--- Begin ---

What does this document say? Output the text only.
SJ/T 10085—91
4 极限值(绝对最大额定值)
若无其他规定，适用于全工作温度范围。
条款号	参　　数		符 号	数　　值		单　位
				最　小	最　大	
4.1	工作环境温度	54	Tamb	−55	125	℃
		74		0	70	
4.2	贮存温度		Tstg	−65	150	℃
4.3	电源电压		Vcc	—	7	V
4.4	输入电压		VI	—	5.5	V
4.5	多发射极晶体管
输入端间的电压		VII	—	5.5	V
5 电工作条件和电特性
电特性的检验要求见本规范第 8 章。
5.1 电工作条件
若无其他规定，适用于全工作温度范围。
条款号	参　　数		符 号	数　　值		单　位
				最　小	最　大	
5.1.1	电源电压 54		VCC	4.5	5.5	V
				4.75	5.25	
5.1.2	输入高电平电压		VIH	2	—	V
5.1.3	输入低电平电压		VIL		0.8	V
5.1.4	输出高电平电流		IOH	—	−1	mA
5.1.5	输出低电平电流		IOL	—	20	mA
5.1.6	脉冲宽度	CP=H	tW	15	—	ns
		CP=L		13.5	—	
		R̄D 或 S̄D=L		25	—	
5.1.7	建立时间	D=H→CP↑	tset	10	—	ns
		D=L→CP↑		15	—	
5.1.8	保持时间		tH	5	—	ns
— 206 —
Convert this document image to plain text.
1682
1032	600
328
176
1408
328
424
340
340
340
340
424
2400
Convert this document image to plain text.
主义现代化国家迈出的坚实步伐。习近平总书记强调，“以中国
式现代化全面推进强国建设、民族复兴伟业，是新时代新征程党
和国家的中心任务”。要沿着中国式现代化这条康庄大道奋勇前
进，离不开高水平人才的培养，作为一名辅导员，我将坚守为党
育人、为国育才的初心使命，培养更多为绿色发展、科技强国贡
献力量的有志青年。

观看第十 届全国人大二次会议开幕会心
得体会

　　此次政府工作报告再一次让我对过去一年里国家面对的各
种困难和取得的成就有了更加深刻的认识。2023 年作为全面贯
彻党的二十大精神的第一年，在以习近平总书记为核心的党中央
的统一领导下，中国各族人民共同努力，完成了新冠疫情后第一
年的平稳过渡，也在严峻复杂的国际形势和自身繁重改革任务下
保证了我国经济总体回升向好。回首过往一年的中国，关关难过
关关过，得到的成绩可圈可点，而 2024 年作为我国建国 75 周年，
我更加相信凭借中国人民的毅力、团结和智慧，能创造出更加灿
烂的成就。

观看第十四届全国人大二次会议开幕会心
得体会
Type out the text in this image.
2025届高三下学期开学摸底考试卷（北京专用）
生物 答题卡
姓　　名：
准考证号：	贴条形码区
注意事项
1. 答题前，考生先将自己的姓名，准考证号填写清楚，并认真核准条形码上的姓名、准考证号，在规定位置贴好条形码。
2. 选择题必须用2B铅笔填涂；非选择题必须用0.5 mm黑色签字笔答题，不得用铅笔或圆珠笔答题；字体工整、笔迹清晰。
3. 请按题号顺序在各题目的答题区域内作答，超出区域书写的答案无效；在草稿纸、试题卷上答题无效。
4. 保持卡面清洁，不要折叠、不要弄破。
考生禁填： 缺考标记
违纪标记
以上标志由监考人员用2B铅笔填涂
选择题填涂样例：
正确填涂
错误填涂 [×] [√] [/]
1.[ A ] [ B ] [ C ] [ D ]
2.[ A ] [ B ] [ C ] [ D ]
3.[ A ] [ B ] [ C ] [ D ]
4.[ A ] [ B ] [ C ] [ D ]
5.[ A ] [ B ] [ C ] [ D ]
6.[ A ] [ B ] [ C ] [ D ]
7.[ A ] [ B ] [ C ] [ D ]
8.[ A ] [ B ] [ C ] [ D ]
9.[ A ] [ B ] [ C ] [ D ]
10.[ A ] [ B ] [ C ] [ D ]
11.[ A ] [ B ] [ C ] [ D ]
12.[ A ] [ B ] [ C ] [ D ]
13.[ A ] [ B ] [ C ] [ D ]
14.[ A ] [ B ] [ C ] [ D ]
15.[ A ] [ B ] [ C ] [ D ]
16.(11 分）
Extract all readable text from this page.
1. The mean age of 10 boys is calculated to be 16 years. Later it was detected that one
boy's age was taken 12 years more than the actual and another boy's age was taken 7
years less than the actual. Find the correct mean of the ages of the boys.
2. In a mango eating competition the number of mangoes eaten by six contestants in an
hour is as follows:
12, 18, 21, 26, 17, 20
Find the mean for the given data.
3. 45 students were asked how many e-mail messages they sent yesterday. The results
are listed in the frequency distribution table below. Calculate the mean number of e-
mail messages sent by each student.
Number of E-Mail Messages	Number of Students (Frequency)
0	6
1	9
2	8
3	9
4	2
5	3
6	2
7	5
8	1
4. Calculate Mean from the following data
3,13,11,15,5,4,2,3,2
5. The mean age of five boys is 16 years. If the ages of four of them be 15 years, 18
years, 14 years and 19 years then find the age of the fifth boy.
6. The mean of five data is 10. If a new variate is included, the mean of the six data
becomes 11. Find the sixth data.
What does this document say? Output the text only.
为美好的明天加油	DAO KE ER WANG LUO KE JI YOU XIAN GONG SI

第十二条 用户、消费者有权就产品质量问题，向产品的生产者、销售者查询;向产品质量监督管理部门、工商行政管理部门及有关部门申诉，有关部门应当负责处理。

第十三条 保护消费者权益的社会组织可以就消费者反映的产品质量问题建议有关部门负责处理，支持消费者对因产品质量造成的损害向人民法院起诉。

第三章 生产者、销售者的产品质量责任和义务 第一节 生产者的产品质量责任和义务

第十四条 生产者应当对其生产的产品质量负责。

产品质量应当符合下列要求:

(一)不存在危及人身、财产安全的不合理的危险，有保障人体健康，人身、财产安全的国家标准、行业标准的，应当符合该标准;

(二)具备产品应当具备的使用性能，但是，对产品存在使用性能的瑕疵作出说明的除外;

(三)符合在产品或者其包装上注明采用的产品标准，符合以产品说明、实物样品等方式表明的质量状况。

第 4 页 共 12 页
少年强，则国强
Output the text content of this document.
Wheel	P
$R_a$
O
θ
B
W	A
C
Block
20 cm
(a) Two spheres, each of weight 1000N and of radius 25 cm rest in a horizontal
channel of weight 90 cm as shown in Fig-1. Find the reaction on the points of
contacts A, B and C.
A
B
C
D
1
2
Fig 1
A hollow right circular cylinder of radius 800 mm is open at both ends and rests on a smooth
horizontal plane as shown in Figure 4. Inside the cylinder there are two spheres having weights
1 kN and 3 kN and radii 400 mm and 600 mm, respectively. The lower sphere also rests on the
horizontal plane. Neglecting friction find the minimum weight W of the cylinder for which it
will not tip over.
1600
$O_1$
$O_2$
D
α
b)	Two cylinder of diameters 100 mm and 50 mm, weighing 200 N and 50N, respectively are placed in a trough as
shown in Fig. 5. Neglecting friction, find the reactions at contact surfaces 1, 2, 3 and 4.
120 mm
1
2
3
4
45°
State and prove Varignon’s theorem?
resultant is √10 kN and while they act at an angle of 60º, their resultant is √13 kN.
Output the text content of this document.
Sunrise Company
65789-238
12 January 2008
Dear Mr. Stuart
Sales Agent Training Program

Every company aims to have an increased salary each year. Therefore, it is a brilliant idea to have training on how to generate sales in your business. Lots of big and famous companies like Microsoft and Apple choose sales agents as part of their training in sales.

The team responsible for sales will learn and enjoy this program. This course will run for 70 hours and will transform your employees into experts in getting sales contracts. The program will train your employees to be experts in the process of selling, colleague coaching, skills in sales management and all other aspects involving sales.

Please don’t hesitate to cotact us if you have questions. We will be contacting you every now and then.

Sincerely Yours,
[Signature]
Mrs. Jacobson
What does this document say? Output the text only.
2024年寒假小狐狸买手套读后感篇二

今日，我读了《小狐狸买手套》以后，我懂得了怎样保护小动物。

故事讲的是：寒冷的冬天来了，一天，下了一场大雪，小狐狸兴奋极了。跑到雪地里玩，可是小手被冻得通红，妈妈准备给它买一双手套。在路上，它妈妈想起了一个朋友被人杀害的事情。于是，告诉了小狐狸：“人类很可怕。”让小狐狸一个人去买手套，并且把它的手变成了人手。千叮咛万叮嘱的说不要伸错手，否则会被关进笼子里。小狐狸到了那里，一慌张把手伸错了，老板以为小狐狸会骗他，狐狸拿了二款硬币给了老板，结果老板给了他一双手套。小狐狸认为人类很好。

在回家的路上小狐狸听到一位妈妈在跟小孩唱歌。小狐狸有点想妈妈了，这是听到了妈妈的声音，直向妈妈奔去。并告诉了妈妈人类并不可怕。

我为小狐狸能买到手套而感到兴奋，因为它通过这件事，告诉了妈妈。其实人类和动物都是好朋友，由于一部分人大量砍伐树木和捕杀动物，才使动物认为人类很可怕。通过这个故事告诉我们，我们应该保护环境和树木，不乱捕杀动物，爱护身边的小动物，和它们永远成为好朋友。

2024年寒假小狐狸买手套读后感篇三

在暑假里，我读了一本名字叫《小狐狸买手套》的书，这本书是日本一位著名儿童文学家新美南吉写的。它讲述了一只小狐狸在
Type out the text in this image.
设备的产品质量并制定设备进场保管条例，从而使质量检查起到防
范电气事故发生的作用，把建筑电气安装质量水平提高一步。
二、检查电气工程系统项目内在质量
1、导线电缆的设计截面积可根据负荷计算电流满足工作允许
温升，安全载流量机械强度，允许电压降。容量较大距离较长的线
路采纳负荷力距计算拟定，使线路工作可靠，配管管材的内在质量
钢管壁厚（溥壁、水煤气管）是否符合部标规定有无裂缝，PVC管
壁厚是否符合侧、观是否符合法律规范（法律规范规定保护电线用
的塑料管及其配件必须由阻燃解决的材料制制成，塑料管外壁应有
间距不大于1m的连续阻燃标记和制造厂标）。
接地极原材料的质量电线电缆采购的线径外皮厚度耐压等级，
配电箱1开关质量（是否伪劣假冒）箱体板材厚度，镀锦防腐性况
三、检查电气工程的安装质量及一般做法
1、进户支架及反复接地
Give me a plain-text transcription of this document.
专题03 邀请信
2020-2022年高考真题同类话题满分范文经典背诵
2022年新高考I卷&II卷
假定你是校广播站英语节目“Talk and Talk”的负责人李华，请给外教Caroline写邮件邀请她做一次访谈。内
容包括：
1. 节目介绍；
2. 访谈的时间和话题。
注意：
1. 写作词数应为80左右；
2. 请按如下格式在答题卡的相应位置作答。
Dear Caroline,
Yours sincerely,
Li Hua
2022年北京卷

--- End ---

**DO THIS**
From the line holding "Give me a plain-text" to the last line of the records, quote each line exactly and add nothing.

**FINAL RESULT**
Give me a plain-text transcription of this document.
专题03 邀请信
2020-2022年高考真题同类话题满分范文经典背诵
2022年新高考I卷&II卷
假定你是校广播站英语节目“Talk and Talk”的负责人李华，请给外教Caroline写邮件邀请她做一次访谈。内
容包括：
1. 节目介绍；
2. 访谈的时间和话题。
注意：
1. 写作词数应为80左右；
2. 请按如下格式在答题卡的相应位置作答。
Dear Caroline,
Yours sincerely,
Li Hua
2022年北京卷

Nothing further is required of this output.